Prompt → Please give the listing again in its entirety, exactly as written.

Material for this task →
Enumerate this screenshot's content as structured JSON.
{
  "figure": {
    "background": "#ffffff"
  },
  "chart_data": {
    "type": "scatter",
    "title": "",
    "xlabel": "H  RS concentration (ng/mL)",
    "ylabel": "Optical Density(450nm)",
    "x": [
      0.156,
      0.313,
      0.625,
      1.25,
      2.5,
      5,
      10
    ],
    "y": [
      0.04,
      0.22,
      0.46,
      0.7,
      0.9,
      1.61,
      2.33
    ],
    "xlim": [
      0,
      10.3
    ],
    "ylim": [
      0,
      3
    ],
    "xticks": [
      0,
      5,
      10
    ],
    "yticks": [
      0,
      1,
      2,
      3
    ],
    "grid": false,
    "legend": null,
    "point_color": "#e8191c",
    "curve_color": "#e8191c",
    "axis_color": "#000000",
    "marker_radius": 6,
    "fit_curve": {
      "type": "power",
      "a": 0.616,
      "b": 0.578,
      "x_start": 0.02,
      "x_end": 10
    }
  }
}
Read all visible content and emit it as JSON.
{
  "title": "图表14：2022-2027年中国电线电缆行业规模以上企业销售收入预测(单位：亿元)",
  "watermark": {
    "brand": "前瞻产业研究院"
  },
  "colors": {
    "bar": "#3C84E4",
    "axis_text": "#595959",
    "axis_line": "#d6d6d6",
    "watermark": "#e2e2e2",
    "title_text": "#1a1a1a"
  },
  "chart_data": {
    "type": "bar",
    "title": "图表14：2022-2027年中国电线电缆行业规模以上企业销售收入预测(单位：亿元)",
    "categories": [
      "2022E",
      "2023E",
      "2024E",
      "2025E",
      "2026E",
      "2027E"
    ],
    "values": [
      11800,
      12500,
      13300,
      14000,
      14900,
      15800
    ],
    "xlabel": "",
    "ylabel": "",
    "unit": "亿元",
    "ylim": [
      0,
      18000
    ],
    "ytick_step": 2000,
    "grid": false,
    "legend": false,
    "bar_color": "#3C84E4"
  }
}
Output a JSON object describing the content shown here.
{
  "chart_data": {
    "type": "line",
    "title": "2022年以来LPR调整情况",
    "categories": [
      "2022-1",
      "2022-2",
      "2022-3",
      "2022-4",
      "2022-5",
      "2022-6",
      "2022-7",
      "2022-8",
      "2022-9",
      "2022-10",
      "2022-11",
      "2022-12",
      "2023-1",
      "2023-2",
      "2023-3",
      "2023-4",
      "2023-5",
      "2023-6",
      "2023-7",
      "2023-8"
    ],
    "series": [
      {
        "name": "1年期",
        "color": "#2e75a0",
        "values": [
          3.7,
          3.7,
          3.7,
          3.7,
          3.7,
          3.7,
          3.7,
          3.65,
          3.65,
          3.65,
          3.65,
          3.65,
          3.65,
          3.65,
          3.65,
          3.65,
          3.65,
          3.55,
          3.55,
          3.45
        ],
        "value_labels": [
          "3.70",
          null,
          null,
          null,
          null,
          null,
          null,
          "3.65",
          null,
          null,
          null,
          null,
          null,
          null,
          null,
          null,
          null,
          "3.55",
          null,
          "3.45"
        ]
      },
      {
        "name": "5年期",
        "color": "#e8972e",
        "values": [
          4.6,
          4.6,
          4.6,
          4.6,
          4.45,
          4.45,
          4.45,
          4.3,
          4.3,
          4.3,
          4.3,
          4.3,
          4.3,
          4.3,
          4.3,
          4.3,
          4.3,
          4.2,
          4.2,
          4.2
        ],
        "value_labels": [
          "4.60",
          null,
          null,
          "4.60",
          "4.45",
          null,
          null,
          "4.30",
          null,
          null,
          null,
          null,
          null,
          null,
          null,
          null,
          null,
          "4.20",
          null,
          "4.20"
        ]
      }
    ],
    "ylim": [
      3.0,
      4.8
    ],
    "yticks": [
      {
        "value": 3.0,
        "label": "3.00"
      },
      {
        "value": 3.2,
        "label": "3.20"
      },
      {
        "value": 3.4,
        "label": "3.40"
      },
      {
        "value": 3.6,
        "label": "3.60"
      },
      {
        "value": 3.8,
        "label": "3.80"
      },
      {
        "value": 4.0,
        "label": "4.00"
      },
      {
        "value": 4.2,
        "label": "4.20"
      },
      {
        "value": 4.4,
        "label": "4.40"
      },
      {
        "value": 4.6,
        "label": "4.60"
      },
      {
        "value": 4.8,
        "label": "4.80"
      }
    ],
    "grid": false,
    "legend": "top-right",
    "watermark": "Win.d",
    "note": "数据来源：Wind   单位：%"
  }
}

Solved problem →
Enumerate this screenshot's content as structured JSON.
{
  "figure": {
    "background": "#ffffff"
  },
  "chart_data": {
    "type": "scatter",
    "title": "",
    "xlabel": "H  RS concentration (ng/mL)",
    "ylabel": "Optical Density(450nm)",
    "x": [
      0.156,
      0.313,
      0.625,
      1.25,
      2.5,
      5,
      10
    ],
    "y": [
      0.04,
      0.22,
      0.46,
      0.7,
      0.9,
      1.61,
      2.33
    ],
    "xlim": [
      0,
      10.3
    ],
    "ylim": [
      0,
      3
    ],
    "xticks": [
      0,
      5,
      10
    ],
    "yticks": [
      0,
      1,
      2,
      3
    ],
    "grid": false,
    "legend": null,
    "point_color": "#e8191c",
    "curve_color": "#e8191c",
    "axis_color": "#000000",
    "marker_radius": 6,
    "fit_curve": {
      "type": "power",
      "a": 0.616,
      "b": 0.578,
      "x_start": 0.02,
      "x_end": 10
    }
  }
}
Read all visible content and emit it as JSON.
{
  "title": "图表14：2022-2027年中国电线电缆行业规模以上企业销售收入预测(单位：亿元)",
  "watermark": {
    "brand": "前瞻产业研究院"
  },
  "colors": {
    "bar": "#3C84E4",
    "axis_text": "#595959",
    "axis_line": "#d6d6d6",
    "watermark": "#e2e2e2",
    "title_text": "#1a1a1a"
  },
  "chart_data": {
    "type": "bar",
    "title": "图表14：2022-2027年中国电线电缆行业规模以上企业销售收入预测(单位：亿元)",
    "categories": [
      "2022E",
      "2023E",
      "2024E",
      "2025E",
      "2026E",
      "2027E"
    ],
    "values": [
      11800,
      12500,
      13300,
      14000,
      14900,
      15800
    ],
    "xlabel": "",
    "ylabel": "",
    "unit": "亿元",
    "ylim": [
      0,
      18000
    ],
    "ytick_step": 2000,
    "grid": false,
    "legend": false,
    "bar_color": "#3C84E4"
  }
}
Output a JSON object describing the content shown here.
{
  "chart_data": {
    "type": "line",
    "title": "2022年以来LPR调整情况",
    "categories": [
      "2022-1",
      "2022-2",
      "2022-3",
      "2022-4",
      "2022-5",
      "2022-6",
      "2022-7",
      "2022-8",
      "2022-9",
      "2022-10",
      "2022-11",
      "2022-12",
      "2023-1",
      "2023-2",
      "2023-3",
      "2023-4",
      "2023-5",
      "2023-6",
      "2023-7",
      "2023-8"
    ],
    "series": [
      {
        "name": "1年期",
        "color": "#2e75a0",
        "values": [
          3.7,
          3.7,
          3.7,
          3.7,
          3.7,
          3.7,
          3.7,
          3.65,
          3.65,
          3.65,
          3.65,
          3.65,
          3.65,
          3.65,
          3.65,
          3.65,
          3.65,
          3.55,
          3.55,
          3.45
        ],
        "value_labels": [
          "3.70",
          null,
          null,
          null,
          null,
          null,
          null,
          "3.65",
          null,
          null,
          null,
          null,
          null,
          null,
          null,
          null,
          null,
          "3.55",
          null,
          "3.45"
        ]
      },
      {
        "name": "5年期",
        "color": "#e8972e",
        "values": [
          4.6,
          4.6,
          4.6,
          4.6,
          4.45,
          4.45,
          4.45,
          4.3,
          4.3,
          4.3,
          4.3,
          4.3,
          4.3,
          4.3,
          4.3,
          4.3,
          4.3,
          4.2,
          4.2,
          4.2
        ],
        "value_labels": [
          "4.60",
          null,
          null,
          "4.60",
          "4.45",
          null,
          null,
          "4.30",
          null,
          null,
          null,
          null,
          null,
          null,
          null,
          null,
          null,
          "4.20",
          null,
          "4.20"
        ]
      }
    ],
    "ylim": [
      3.0,
      4.8
    ],
    "yticks": [
      {
        "value": 3.0,
        "label": "3.00"
      },
      {
        "value": 3.2,
        "label": "3.20"
      },
      {
        "value": 3.4,
        "label": "3.40"
      },
      {
        "value": 3.6,
        "label": "3.60"
      },
      {
        "value": 3.8,
        "label": "3.80"
      },
      {
        "value": 4.0,
        "label": "4.00"
      },
      {
        "value": 4.2,
        "label": "4.20"
      },
      {
        "value": 4.4,
        "label": "4.40"
      },
      {
        "value": 4.6,
        "label": "4.60"
      },
      {
        "value": 4.8,
        "label": "4.80"
      }
    ],
    "grid": false,
    "legend": "top-right",
    "watermark": "Win.d",
    "note": "数据来源：Wind   单位：%"
  }
}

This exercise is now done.